What the task asks: Lines that contain "Enhanced" are to be counted; give only their number.

Figure data in JSON:

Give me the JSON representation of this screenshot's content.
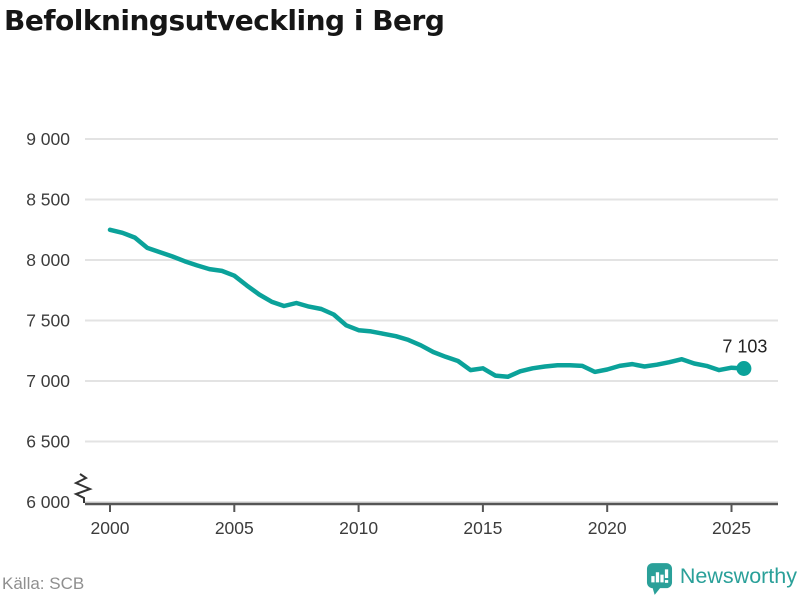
{
  "title": "Befolkningsutveckling i Berg",
  "footer": {
    "source": "Källa: SCB",
    "brand": "Newsworthy"
  },
  "colors": {
    "line": "#0ba29a",
    "brand": "#2aa099",
    "grid": "#e3e3e3",
    "axis": "#555555",
    "break_mark": "#333333",
    "tick_label": "#3c3c3c",
    "annotation": "#222222",
    "source_text": "#8f8f8f",
    "title_text": "#161616"
  },
  "chart_data": {
    "type": "line",
    "title": "Befolkningsutveckling i Berg",
    "xlabel": "",
    "ylabel": "",
    "ylim": [
      6000,
      9000
    ],
    "xlim": [
      1999,
      2027.7
    ],
    "y_axis_break": true,
    "grid": "horizontal",
    "legend": "none",
    "xticks": [
      2000,
      2005,
      2010,
      2015,
      2020,
      2025
    ],
    "xtick_labels": [
      "2000",
      "2005",
      "2010",
      "2015",
      "2020",
      "2025"
    ],
    "yticks": [
      6000,
      6500,
      7000,
      7500,
      8000,
      8500,
      9000
    ],
    "ytick_labels": [
      "6 000",
      "6 500",
      "7 000",
      "7 500",
      "8 000",
      "8 500",
      "9 000"
    ],
    "end_label": "7 103",
    "end_value": 7103,
    "series": [
      {
        "name": "Befolkning",
        "x": [
          2000,
          2000.5,
          2001,
          2001.5,
          2002,
          2002.5,
          2003,
          2003.5,
          2004,
          2004.5,
          2005,
          2005.5,
          2006,
          2006.5,
          2007,
          2007.5,
          2008,
          2008.5,
          2009,
          2009.5,
          2010,
          2010.5,
          2011,
          2011.5,
          2012,
          2012.5,
          2013,
          2013.5,
          2014,
          2014.5,
          2015,
          2015.5,
          2016,
          2016.5,
          2017,
          2017.5,
          2018,
          2018.5,
          2019,
          2019.5,
          2020,
          2020.5,
          2021,
          2021.5,
          2022,
          2022.5,
          2023,
          2023.5,
          2024,
          2024.5,
          2025,
          2025.5
        ],
        "values": [
          8250,
          8225,
          8185,
          8100,
          8065,
          8030,
          7990,
          7955,
          7925,
          7910,
          7870,
          7790,
          7715,
          7655,
          7620,
          7645,
          7615,
          7595,
          7550,
          7460,
          7420,
          7410,
          7390,
          7370,
          7340,
          7295,
          7240,
          7200,
          7165,
          7090,
          7105,
          7045,
          7035,
          7080,
          7105,
          7120,
          7130,
          7130,
          7125,
          7075,
          7095,
          7125,
          7140,
          7120,
          7135,
          7155,
          7180,
          7145,
          7125,
          7090,
          7110,
          7103
        ]
      }
    ]
  }
}
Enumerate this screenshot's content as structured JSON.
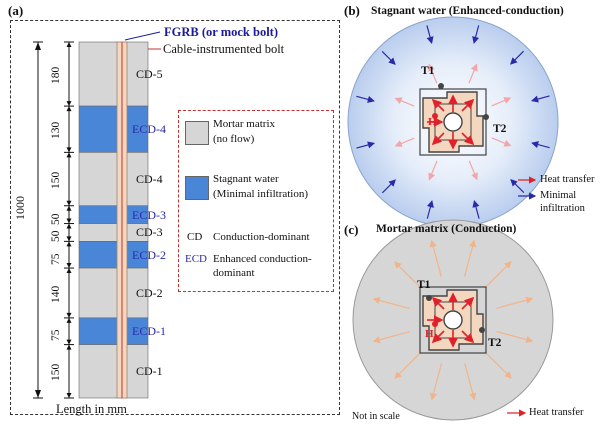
{
  "panel_a": {
    "label": "(a)",
    "fgrb_label": "FGRB (or mock bolt)",
    "cable_label": "Cable-instrumented bolt",
    "total_length": "1000",
    "length_unit": "Length in mm",
    "segments": [
      {
        "name": "CD-5",
        "length": "180",
        "type": "CD"
      },
      {
        "name": "ECD-4",
        "length": "130",
        "type": "ECD"
      },
      {
        "name": "CD-4",
        "length": "150",
        "type": "CD"
      },
      {
        "name": "ECD-3",
        "length": "50",
        "type": "ECD"
      },
      {
        "name": "CD-3",
        "length": "50",
        "type": "CD"
      },
      {
        "name": "ECD-2",
        "length": "75",
        "type": "ECD"
      },
      {
        "name": "CD-2",
        "length": "140",
        "type": "CD"
      },
      {
        "name": "ECD-1",
        "length": "75",
        "type": "ECD"
      },
      {
        "name": "CD-1",
        "length": "150",
        "type": "CD"
      }
    ],
    "legend": {
      "mortar_line1": "Mortar matrix",
      "mortar_line2": "(no flow)",
      "water_line1": "Stagnant water",
      "water_line2": "(Minimal infiltration)",
      "cd_abbr": "CD",
      "cd_text": "Conduction-dominant",
      "ecd_abbr": "ECD",
      "ecd_text_line1": "Enhanced conduction-",
      "ecd_text_line2": "dominant"
    }
  },
  "panel_b": {
    "label": "(b)",
    "title": "Stagnant water (Enhanced-conduction)",
    "t1": "T1",
    "t2": "T2",
    "h": "H",
    "legend_heat": "Heat transfer",
    "legend_infil_line1": "Minimal",
    "legend_infil_line2": "infiltration"
  },
  "panel_c": {
    "label": "(c)",
    "title": "Mortar matrix (Conduction)",
    "t1": "T1",
    "t2": "T2",
    "h": "H",
    "scale_note": "Not in scale",
    "legend_heat": "Heat transfer"
  },
  "colors": {
    "water": "#4a86d8",
    "mortar": "#d6d6d6",
    "ecd_text": "#2a2aa8",
    "heat": "#e0202a",
    "infiltration": "#2a2aa8",
    "fgrb": "#1a1a9a",
    "cable": "#c03030",
    "dash_border": "#c03030"
  }
}
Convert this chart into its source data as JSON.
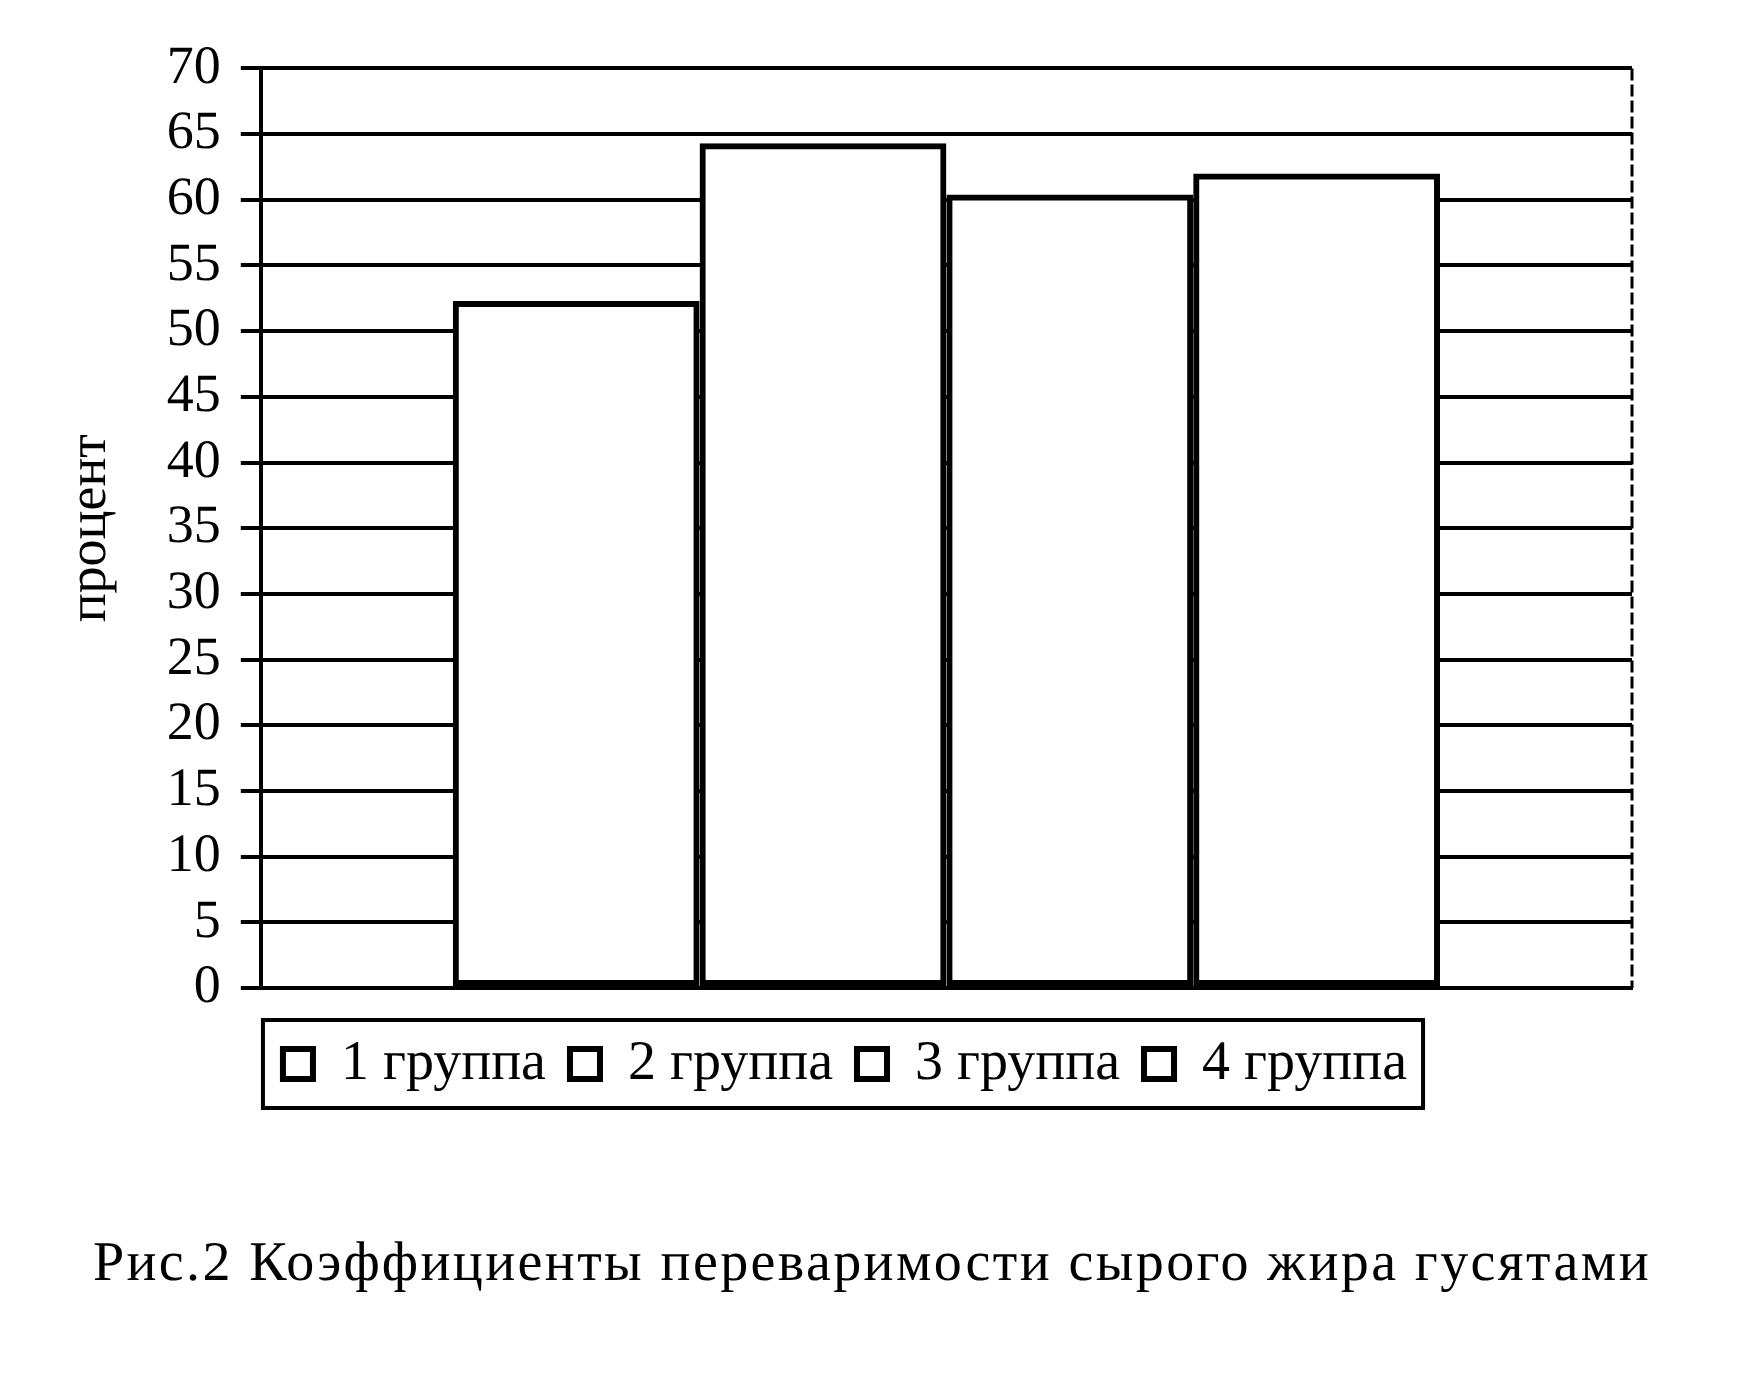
{
  "chart_data": {
    "type": "bar",
    "categories": [
      null
    ],
    "series": [
      {
        "name": "1 группа",
        "color": "#000000",
        "values": [
          52.3
        ]
      },
      {
        "name": "2 группа",
        "color": "#000000",
        "values": [
          64.3
        ]
      },
      {
        "name": "3 группа",
        "color": "#000000",
        "values": [
          60.4
        ]
      },
      {
        "name": "4 группа",
        "color": "#000000",
        "values": [
          62.0
        ]
      }
    ],
    "ylabel": "процент",
    "ylim": [
      0,
      70
    ],
    "yticks": [
      0,
      5,
      10,
      15,
      20,
      25,
      30,
      35,
      40,
      45,
      50,
      55,
      60,
      65,
      70
    ],
    "grid": "y",
    "legend": "bottom",
    "tick_labels": "y",
    "annotations": [
      "Рис.2 Коэффициенты переваримости сырого жира гусятами"
    ]
  }
}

Exercise output: 2